→ Instruction: Lay out the listing lines as a JSON list of strings, one string per line. Begin at the line that has "- x-tick-label: Sep: [715, 464, 735, 476]" and stop after the line that has "- dropdown-arrow[interactable]: [92, 10, 100, 17]".

→ Records for this exercise:
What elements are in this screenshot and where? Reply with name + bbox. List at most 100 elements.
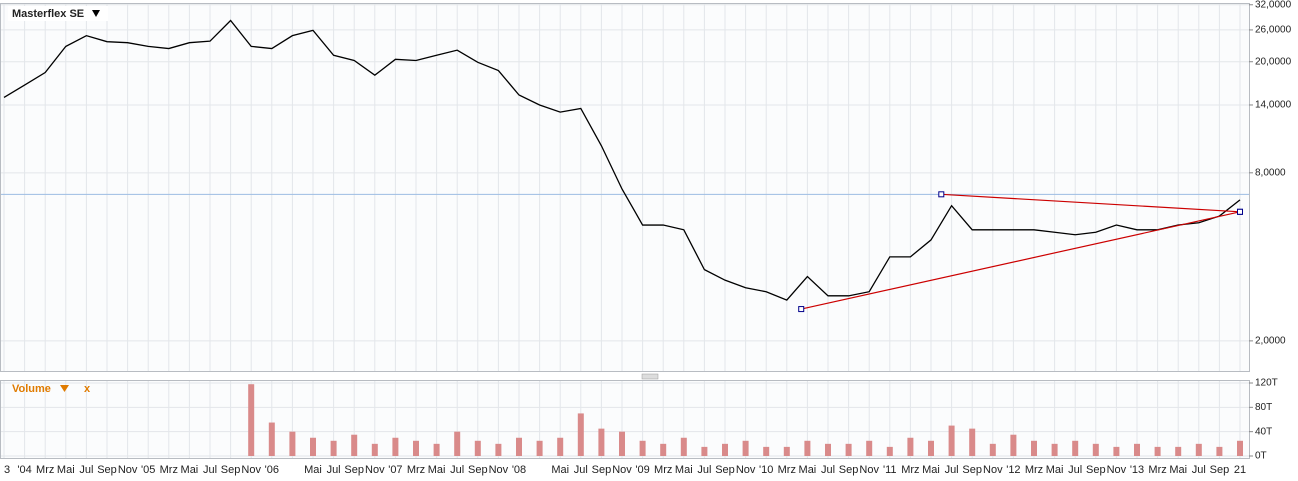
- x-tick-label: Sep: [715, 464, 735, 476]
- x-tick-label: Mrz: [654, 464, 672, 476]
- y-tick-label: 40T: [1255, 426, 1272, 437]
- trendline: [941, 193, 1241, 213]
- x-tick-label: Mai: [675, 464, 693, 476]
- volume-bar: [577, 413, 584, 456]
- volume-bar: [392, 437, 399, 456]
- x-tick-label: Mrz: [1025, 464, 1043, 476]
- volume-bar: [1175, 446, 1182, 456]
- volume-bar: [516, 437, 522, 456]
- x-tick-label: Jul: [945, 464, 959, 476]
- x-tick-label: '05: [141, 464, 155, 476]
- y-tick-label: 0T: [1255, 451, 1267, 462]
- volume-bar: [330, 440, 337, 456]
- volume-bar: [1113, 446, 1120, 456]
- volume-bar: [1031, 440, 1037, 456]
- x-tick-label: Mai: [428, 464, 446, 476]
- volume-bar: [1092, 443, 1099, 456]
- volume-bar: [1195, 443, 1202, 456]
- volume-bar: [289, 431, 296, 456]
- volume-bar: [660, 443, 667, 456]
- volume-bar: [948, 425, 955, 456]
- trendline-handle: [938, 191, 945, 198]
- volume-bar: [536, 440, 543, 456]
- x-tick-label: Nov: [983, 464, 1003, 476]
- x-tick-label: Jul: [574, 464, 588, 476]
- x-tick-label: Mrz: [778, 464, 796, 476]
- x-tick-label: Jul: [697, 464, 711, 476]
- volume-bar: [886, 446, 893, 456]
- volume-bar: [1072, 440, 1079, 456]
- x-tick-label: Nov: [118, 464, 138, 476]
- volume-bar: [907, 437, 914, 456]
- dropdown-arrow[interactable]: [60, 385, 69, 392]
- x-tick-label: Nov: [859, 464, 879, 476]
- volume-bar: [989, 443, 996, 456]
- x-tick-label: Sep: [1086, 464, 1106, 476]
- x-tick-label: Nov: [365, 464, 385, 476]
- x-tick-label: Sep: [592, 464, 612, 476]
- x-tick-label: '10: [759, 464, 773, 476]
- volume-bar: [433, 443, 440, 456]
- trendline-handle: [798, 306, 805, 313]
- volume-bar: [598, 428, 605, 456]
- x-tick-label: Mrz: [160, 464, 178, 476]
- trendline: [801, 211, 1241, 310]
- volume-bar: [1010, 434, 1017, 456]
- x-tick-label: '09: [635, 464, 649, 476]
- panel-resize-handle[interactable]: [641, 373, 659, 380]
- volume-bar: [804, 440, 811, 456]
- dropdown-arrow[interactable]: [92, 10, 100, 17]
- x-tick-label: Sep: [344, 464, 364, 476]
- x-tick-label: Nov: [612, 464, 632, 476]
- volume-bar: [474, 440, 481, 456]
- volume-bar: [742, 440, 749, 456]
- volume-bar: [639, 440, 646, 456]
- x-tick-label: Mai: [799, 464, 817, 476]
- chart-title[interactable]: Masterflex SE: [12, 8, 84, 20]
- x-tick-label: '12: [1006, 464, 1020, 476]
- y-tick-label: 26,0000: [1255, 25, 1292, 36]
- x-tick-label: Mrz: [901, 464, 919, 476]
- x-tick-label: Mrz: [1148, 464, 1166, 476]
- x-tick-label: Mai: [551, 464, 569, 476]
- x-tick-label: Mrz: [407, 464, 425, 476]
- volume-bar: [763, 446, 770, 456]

→ Answer to this task:
[
  "- x-tick-label: Sep: [715, 464, 735, 476]",
  "- x-tick-label: Mrz: [654, 464, 672, 476]",
  "- y-tick-label: 40T: [1255, 426, 1272, 437]",
  "- trendline: [941, 193, 1241, 213]",
  "- x-tick-label: Mai: [675, 464, 693, 476]",
  "- volume-bar: [577, 413, 584, 456]",
  "- volume-bar: [392, 437, 399, 456]",
  "- x-tick-label: Mrz: [1025, 464, 1043, 476]",
  "- volume-bar: [1175, 446, 1182, 456]",
  "- volume-bar: [516, 437, 522, 456]",
  "- x-tick-label: Jul: [945, 464, 959, 476]",
  "- x-tick-label: '05: [141, 464, 155, 476]",
  "- y-tick-label: 0T: [1255, 451, 1267, 462]",
  "- volume-bar: [330, 440, 337, 456]",
  "- volume-bar: [1113, 446, 1120, 456]",
  "- volume-bar: [1031, 440, 1037, 456]",
  "- x-tick-label: Mai: [428, 464, 446, 476]",
  "- volume-bar: [1092, 443, 1099, 456]",
  "- volume-bar: [1195, 443, 1202, 456]",
  "- volume-bar: [289, 431, 296, 456]",
  "- volume-bar: [660, 443, 667, 456]",
  "- volume-bar: [948, 425, 955, 456]",
  "- trendline-handle: [938, 191, 945, 198]",
  "- volume-bar: [536, 440, 543, 456]",
  "- x-tick-label: Nov: [983, 464, 1003, 476]",
  "- x-tick-label: Jul: [574, 464, 588, 476]",
  "- x-tick-label: Mrz: [778, 464, 796, 476]",
  "- x-tick-label: Jul: [697, 464, 711, 476]",
  "- volume-bar: [886, 446, 893, 456]",
  "- volume-bar: [1072, 440, 1079, 456]",
  "- x-tick-label: Nov: [118, 464, 138, 476]",
  "- volume-bar: [907, 437, 914, 456]",
  "- dropdown-arrow[interactable]: [60, 385, 69, 392]",
  "- x-tick-label: Nov: [859, 464, 879, 476]",
  "- volume-bar: [989, 443, 996, 456]",
  "- x-tick-label: Sep: [1086, 464, 1106, 476]",
  "- x-tick-label: Nov: [365, 464, 385, 476]",
  "- x-tick-label: Sep: [592, 464, 612, 476]",
  "- x-tick-label: '10: [759, 464, 773, 476]",
  "- volume-bar: [433, 443, 440, 456]",
  "- trendline-handle: [798, 306, 805, 313]",
  "- volume-bar: [598, 428, 605, 456]",
  "- x-tick-label: Mrz: [160, 464, 178, 476]",
  "- trendline: [801, 211, 1241, 310]",
  "- volume-bar: [1010, 434, 1017, 456]",
  "- x-tick-label: '09: [635, 464, 649, 476]",
  "- panel-resize-handle[interactable]: [641, 373, 659, 380]",
  "- volume-bar: [804, 440, 811, 456]",
  "- dropdown-arrow[interactable]: [92, 10, 100, 17]"
]